> [Task] Write the data out again, exactly as given.

--------------------

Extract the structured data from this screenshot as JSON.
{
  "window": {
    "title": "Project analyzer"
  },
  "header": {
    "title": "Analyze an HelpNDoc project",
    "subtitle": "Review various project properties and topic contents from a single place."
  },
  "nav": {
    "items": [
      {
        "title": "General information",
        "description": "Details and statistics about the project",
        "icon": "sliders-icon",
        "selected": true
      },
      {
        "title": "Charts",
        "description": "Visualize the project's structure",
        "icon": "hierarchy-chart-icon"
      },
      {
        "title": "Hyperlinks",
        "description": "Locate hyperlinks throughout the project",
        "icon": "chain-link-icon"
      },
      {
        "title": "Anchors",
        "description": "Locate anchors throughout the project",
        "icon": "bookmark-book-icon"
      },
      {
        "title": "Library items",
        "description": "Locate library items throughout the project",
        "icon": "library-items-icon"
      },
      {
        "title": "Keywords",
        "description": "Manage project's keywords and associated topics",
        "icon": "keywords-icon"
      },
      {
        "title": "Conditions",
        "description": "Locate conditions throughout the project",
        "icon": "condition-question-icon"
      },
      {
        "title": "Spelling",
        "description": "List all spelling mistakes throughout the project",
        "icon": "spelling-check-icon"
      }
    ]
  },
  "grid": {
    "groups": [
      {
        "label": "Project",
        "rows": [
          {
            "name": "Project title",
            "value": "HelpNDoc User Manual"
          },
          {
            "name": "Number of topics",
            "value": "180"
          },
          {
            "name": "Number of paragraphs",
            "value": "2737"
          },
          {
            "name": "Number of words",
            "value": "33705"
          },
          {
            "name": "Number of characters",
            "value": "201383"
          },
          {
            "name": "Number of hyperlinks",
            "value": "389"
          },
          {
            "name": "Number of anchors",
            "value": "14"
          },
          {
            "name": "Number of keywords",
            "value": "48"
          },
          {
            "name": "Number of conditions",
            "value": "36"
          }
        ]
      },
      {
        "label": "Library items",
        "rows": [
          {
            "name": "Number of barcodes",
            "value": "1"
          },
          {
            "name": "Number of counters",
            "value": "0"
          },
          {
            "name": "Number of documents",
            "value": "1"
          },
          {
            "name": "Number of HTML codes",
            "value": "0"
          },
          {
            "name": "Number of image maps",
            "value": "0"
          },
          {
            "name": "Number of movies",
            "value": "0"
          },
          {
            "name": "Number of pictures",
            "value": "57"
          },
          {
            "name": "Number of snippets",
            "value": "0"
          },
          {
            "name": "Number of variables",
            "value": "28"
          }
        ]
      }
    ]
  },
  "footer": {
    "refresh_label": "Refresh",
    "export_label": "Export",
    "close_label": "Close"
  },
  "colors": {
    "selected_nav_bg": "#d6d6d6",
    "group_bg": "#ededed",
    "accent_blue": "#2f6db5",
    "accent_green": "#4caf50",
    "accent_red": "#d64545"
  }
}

--------------------

> [Task result]
Extract the structured data from this screenshot as JSON.
{
  "window": {
    "title": "Project analyzer"
  },
  "header": {
    "title": "Analyze an HelpNDoc project",
    "subtitle": "Review various project properties and topic contents from a single place."
  },
  "nav": {
    "items": [
      {
        "title": "General information",
        "description": "Details and statistics about the project",
        "icon": "sliders-icon",
        "selected": true
      },
      {
        "title": "Charts",
        "description": "Visualize the project's structure",
        "icon": "hierarchy-chart-icon"
      },
      {
        "title": "Hyperlinks",
        "description": "Locate hyperlinks throughout the project",
        "icon": "chain-link-icon"
      },
      {
        "title": "Anchors",
        "description": "Locate anchors throughout the project",
        "icon": "bookmark-book-icon"
      },
      {
        "title": "Library items",
        "description": "Locate library items throughout the project",
        "icon": "library-items-icon"
      },
      {
        "title": "Keywords",
        "description": "Manage project's keywords and associated topics",
        "icon": "keywords-icon"
      },
      {
        "title": "Conditions",
        "description": "Locate conditions throughout the project",
        "icon": "condition-question-icon"
      },
      {
        "title": "Spelling",
        "description": "List all spelling mistakes throughout the project",
        "icon": "spelling-check-icon"
      }
    ]
  },
  "grid": {
    "groups": [
      {
        "label": "Project",
        "rows": [
          {
            "name": "Project title",
            "value": "HelpNDoc User Manual"
          },
          {
            "name": "Number of topics",
            "value": "180"
          },
          {
            "name": "Number of paragraphs",
            "value": "2737"
          },
          {
            "name": "Number of words",
            "value": "33705"
          },
          {
            "name": "Number of characters",
            "value": "201383"
          },
          {
            "name": "Number of hyperlinks",
            "value": "389"
          },
          {
            "name": "Number of anchors",
            "value": "14"
          },
          {
            "name": "Number of keywords",
            "value": "48"
          },
          {
            "name": "Number of conditions",
            "value": "36"
          }
        ]
      },
      {
        "label": "Library items",
        "rows": [
          {
            "name": "Number of barcodes",
            "value": "1"
          },
          {
            "name": "Number of counters",
            "value": "0"
          },
          {
            "name": "Number of documents",
            "value": "1"
          },
          {
            "name": "Number of HTML codes",
            "value": "0"
          },
          {
            "name": "Number of image maps",
            "value": "0"
          },
          {
            "name": "Number of movies",
            "value": "0"
          },
          {
            "name": "Number of pictures",
            "value": "57"
          },
          {
            "name": "Number of snippets",
            "value": "0"
          },
          {
            "name": "Number of variables",
            "value": "28"
          }
        ]
      }
    ]
  },
  "footer": {
    "refresh_label": "Refresh",
    "export_label": "Export",
    "close_label": "Close"
  },
  "colors": {
    "selected_nav_bg": "#d6d6d6",
    "group_bg": "#ededed",
    "accent_blue": "#2f6db5",
    "accent_green": "#4caf50",
    "accent_red": "#d64545"
  }
}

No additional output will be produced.